• _Request_:
Using the listing below, give the number of lines where "Relation" appears, and nothing else.

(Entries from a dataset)
>>>

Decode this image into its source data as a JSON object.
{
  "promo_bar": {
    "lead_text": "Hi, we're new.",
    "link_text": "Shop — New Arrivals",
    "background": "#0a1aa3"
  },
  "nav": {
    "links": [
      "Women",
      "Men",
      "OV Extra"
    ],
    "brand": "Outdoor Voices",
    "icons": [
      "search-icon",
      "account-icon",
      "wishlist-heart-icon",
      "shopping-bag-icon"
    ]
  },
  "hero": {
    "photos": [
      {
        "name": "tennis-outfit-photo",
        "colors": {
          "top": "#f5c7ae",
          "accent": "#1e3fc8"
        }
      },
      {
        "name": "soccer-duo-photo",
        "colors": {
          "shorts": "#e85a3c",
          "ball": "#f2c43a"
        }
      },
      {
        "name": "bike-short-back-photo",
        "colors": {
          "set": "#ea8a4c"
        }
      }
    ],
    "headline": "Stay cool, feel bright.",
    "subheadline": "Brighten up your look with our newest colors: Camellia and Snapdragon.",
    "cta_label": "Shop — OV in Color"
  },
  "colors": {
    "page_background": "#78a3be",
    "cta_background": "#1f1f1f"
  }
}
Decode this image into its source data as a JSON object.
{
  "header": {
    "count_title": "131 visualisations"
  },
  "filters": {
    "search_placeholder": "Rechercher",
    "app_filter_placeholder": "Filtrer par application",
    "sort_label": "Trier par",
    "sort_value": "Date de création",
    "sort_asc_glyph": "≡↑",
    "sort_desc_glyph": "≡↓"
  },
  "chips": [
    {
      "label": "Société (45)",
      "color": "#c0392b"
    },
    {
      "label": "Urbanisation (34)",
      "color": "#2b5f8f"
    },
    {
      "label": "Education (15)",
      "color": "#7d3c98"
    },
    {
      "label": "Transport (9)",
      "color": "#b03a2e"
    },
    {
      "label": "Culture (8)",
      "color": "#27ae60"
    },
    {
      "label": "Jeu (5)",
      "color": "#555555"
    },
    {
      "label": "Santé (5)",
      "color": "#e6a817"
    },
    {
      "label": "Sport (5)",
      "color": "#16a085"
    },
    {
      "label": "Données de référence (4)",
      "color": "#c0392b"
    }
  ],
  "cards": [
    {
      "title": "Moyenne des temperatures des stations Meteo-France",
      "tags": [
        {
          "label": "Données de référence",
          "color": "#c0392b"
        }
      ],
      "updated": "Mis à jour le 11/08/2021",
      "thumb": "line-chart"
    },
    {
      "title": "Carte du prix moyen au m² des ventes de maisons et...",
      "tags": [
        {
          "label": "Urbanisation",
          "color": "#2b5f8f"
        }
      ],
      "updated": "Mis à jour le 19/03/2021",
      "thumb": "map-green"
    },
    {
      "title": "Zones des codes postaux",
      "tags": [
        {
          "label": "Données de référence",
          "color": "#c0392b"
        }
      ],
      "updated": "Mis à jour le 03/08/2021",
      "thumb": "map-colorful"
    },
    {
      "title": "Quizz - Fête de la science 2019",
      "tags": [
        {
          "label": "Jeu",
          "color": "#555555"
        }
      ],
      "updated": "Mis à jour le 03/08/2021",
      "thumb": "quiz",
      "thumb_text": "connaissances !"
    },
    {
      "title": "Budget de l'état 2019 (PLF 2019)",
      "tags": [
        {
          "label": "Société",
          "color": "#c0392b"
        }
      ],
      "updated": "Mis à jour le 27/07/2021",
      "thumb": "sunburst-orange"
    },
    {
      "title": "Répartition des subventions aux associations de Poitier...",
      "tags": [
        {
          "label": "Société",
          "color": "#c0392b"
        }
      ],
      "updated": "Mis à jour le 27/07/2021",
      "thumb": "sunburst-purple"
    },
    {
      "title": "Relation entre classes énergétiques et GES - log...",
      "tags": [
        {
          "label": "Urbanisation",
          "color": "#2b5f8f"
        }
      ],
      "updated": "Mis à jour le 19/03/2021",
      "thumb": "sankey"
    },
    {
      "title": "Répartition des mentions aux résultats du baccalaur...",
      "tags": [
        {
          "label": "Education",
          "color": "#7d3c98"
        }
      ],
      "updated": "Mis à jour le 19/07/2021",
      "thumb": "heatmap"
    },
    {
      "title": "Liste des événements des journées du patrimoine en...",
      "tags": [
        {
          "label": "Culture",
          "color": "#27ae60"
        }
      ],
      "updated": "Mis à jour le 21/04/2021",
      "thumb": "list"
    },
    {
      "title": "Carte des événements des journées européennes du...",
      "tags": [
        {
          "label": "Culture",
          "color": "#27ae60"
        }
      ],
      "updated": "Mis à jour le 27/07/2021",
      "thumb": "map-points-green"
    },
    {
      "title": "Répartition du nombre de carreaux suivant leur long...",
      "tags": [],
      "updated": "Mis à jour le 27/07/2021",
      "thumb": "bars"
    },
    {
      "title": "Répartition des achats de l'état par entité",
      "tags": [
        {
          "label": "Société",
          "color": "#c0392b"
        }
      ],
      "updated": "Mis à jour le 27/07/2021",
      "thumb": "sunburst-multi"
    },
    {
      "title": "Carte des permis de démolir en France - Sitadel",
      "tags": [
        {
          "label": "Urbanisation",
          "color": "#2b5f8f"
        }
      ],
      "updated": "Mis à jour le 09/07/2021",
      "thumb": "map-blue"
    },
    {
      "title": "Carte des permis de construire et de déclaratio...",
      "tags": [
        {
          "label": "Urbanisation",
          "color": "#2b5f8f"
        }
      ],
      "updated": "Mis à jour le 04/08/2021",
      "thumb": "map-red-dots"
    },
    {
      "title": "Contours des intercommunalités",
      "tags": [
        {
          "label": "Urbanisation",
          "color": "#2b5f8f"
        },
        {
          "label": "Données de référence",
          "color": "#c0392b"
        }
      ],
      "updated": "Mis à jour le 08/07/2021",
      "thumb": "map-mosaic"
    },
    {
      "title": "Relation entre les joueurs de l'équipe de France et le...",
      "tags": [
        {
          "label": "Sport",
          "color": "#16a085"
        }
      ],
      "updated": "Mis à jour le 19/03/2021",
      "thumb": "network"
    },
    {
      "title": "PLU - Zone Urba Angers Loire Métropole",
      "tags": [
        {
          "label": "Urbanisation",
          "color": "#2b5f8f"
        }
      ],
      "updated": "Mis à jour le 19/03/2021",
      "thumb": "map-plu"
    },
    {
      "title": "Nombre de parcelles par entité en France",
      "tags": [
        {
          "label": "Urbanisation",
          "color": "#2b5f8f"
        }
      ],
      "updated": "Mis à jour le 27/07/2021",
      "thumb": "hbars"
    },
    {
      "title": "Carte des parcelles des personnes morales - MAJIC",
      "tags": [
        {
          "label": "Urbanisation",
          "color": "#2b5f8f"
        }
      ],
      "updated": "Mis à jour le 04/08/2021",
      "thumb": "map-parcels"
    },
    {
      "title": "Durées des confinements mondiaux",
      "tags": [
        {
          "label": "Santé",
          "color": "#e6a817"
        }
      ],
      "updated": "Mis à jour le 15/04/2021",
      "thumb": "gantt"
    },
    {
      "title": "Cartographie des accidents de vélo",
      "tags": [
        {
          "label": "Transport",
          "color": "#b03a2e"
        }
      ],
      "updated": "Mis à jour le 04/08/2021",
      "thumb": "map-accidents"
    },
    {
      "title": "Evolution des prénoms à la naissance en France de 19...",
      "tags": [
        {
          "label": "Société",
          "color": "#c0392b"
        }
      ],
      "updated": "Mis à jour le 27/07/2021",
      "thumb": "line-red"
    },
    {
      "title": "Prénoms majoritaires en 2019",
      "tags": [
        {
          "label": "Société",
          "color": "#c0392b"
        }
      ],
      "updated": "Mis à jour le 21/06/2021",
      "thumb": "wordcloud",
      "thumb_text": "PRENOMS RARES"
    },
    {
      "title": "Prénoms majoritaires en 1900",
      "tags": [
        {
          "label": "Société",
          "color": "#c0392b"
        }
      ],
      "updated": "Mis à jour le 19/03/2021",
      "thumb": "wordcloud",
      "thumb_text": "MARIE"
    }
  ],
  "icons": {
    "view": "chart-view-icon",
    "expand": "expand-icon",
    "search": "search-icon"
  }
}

<<<

• _Exercise output_:
2